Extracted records
--- start ---

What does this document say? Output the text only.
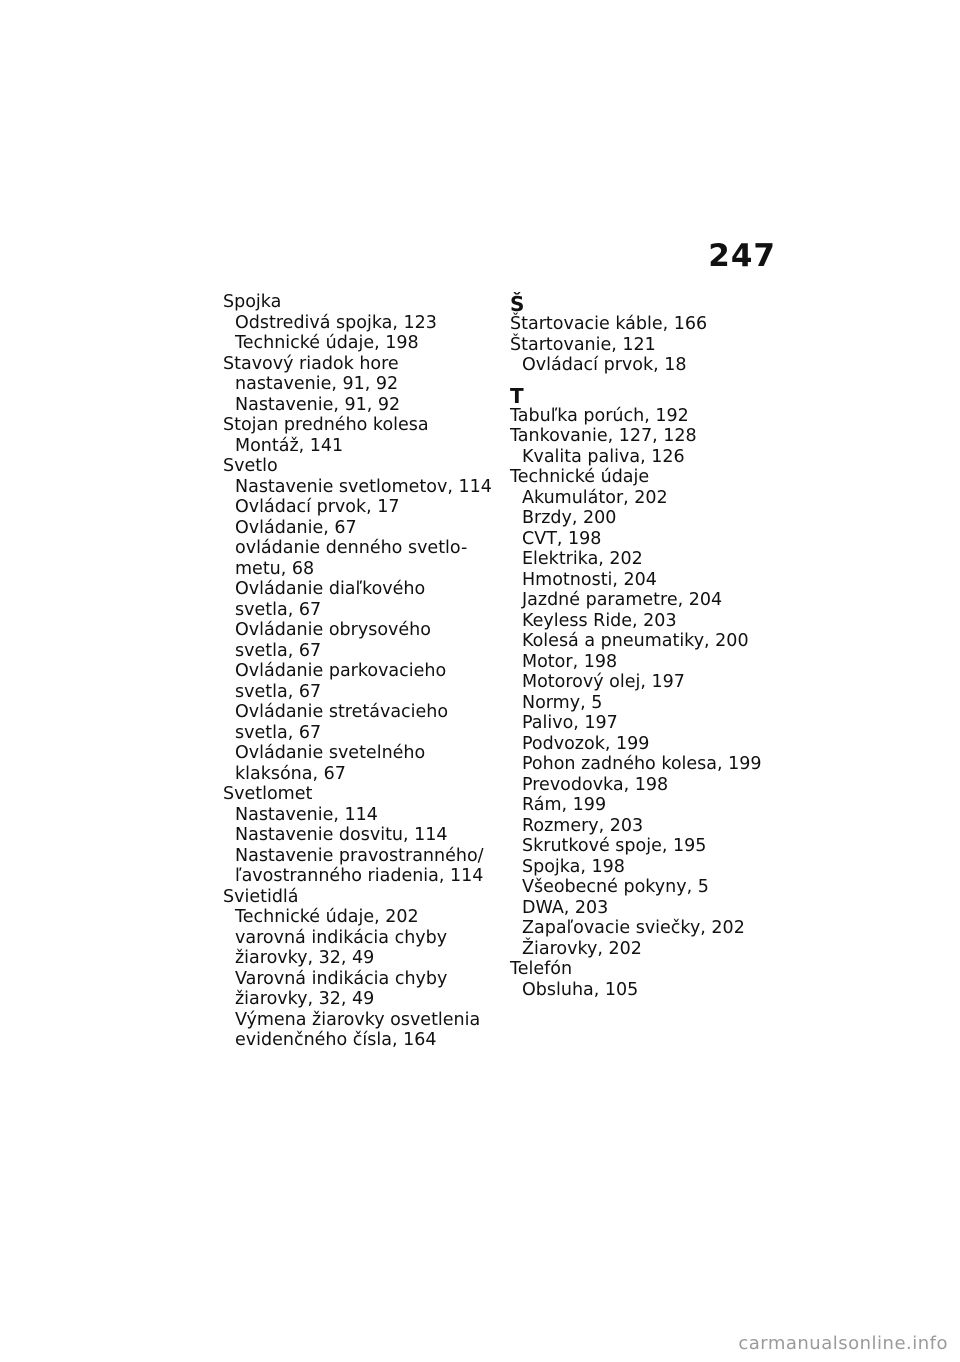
247
Spojka
Odstredivá spojka, 123
Technické údaje, 198
Stavový riadok hore
nastavenie, 91, 92
Nastavenie, 91, 92
Stojan predného kolesa
Montáž, 141
Svetlo
Nastavenie svetlometov, 114
Ovládací prvok, 17
Ovládanie, 67
ovládanie denného svetlo-
metu, 68
Ovládanie diaľkového
svetla, 67
Ovládanie obrysového
svetla, 67
Ovládanie parkovacieho
svetla, 67
Ovládanie stretávacieho
svetla, 67
Ovládanie svetelného
klaksóna, 67
Svetlomet
Nastavenie, 114
Nastavenie dosvitu, 114
Nastavenie pravostranného/
ľavostranného riadenia, 114
Svietidlá
Technické údaje, 202
varovná indikácia chyby
žiarovky, 32, 49
Varovná indikácia chyby
žiarovky, 32, 49
Výmena žiarovky osvetlenia
evidenčného čísla, 164
Š
Štartovacie káble, 166
Štartovanie, 121
Ovládací prvok, 18
T
Tabuľka porúch, 192
Tankovanie, 127, 128
Kvalita paliva, 126
Technické údaje
Akumulátor, 202
Brzdy, 200
CVT, 198
Elektrika, 202
Hmotnosti, 204
Jazdné parametre, 204
Keyless Ride, 203
Kolesá a pneumatiky, 200
Motor, 198
Motorový olej, 197
Normy, 5
Palivo, 197
Podvozok, 199
Pohon zadného kolesa, 199
Prevodovka, 198
Rám, 199
Rozmery, 203
Skrutkové spoje, 195
Spojka, 198
Všeobecné pokyny, 5
DWA, 203
Zapaľovacie sviečky, 202
Žiarovky, 202
Telefón
Obsluha, 105
carmanualsonline.info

--- end ---

§ **What needs to be done**
Leave out the pictures and transcribe everything else exactly.

§ **Expected answer**
What does this document say? Output the text only.
247
Spojka
Odstredivá spojka, 123
Technické údaje, 198
Stavový riadok hore
nastavenie, 91, 92
Nastavenie, 91, 92
Stojan predného kolesa
Montáž, 141
Svetlo
Nastavenie svetlometov, 114
Ovládací prvok, 17
Ovládanie, 67
ovládanie denného svetlo-
metu, 68
Ovládanie diaľkového
svetla, 67
Ovládanie obrysového
svetla, 67
Ovládanie parkovacieho
svetla, 67
Ovládanie stretávacieho
svetla, 67
Ovládanie svetelného
klaksóna, 67
Svetlomet
Nastavenie, 114
Nastavenie dosvitu, 114
Nastavenie pravostranného/
ľavostranného riadenia, 114
Svietidlá
Technické údaje, 202
varovná indikácia chyby
žiarovky, 32, 49
Varovná indikácia chyby
žiarovky, 32, 49
Výmena žiarovky osvetlenia
evidenčného čísla, 164
Š
Štartovacie káble, 166
Štartovanie, 121
Ovládací prvok, 18
T
Tabuľka porúch, 192
Tankovanie, 127, 128
Kvalita paliva, 126
Technické údaje
Akumulátor, 202
Brzdy, 200
CVT, 198
Elektrika, 202
Hmotnosti, 204
Jazdné parametre, 204
Keyless Ride, 203
Kolesá a pneumatiky, 200
Motor, 198
Motorový olej, 197
Normy, 5
Palivo, 197
Podvozok, 199
Pohon zadného kolesa, 199
Prevodovka, 198
Rám, 199
Rozmery, 203
Skrutkové spoje, 195
Spojka, 198
Všeobecné pokyny, 5
DWA, 203
Zapaľovacie sviečky, 202
Žiarovky, 202
Telefón
Obsluha, 105
carmanualsonline.info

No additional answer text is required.